- _Try it_: Find every line below with the string "esicy" and pick it out.

/---

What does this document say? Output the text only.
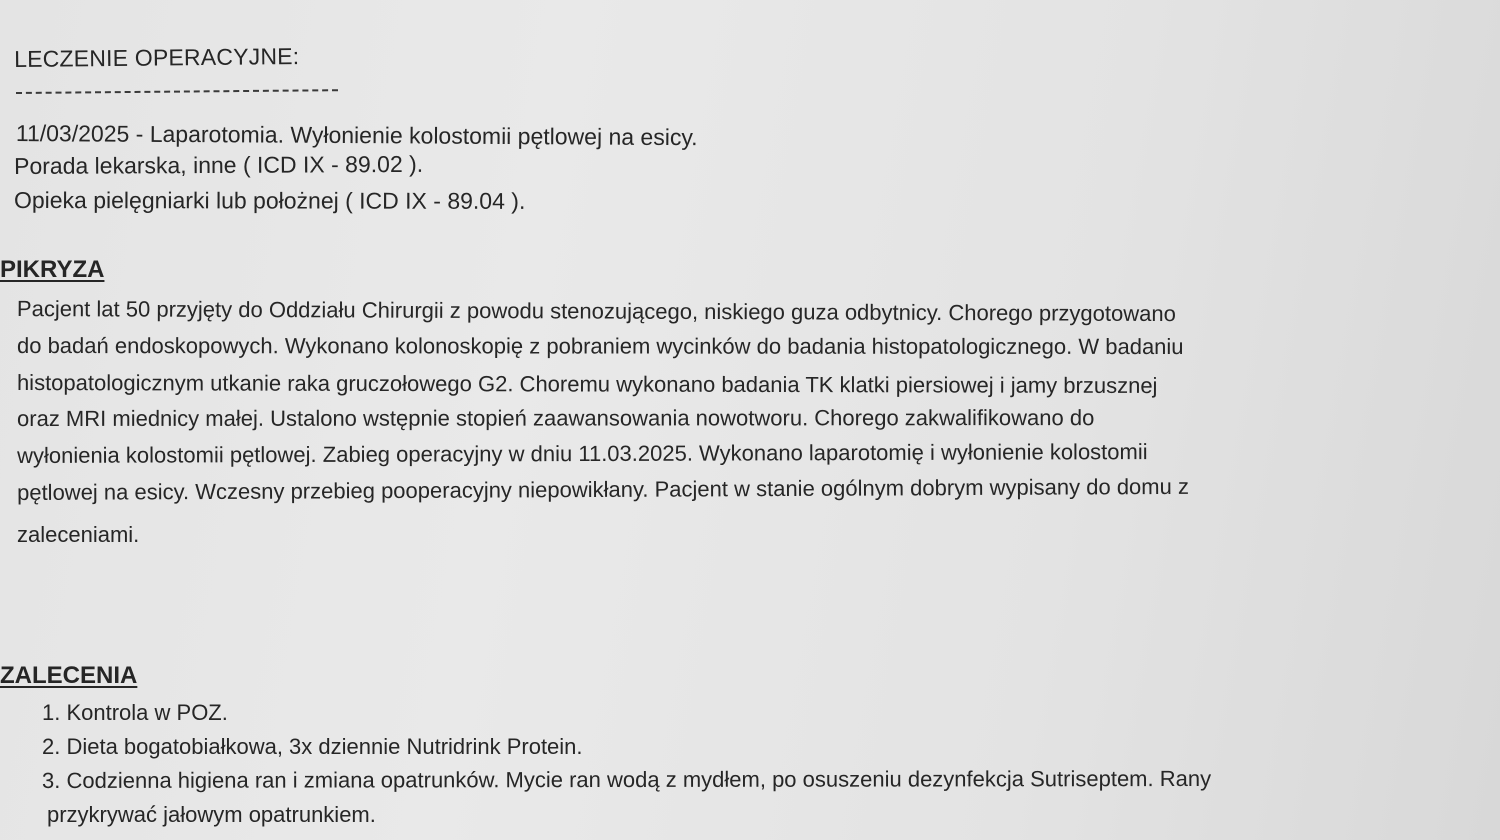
LECZENIE OPERACYJNE:
11/03/2025 - Laparotomia. Wyłonienie kolostomii pętlowej na esicy.
Porada lekarska, inne ( ICD IX - 89.02 ).
Opieka pielęgniarki lub położnej ( ICD IX - 89.04 ).
PIKRYZA
Pacjent lat 50 przyjęty do Oddziału Chirurgii z powodu stenozującego, niskiego guza odbytnicy. Chorego przygotowano
do badań endoskopowych. Wykonano kolonoskopię z pobraniem wycinków do badania histopatologicznego. W badaniu
histopatologicznym utkanie raka gruczołowego G2. Choremu wykonano badania TK klatki piersiowej i jamy brzusznej
oraz MRI miednicy małej. Ustalono wstępnie stopień zaawansowania nowotworu. Chorego zakwalifikowano do
wyłonienia kolostomii pętlowej. Zabieg operacyjny w dniu 11.03.2025. Wykonano laparotomię i wyłonienie kolostomii
pętlowej na esicy. Wczesny przebieg pooperacyjny niepowikłany. Pacjent w stanie ogólnym dobrym wypisany do domu z
zaleceniami.
ZALECENIA
1. Kontrola w POZ.
2. Dieta bogatobiałkowa, 3x dziennie Nutridrink Protein.
3. Codzienna higiena ran i zmiana opatrunków. Mycie ran wodą z mydłem, po osuszeniu dezynfekcja Sutriseptem. Rany
przykrywać jałowym opatrunkiem.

\---

- _Solution_:
11/03/2025 - Laparotomia. Wyłonienie kolostomii pętlowej na esicy.
pętlowej na esicy. Wczesny przebieg pooperacyjny niepowikłany. Pacjent w stanie ogólnym dobrym wypisany do domu z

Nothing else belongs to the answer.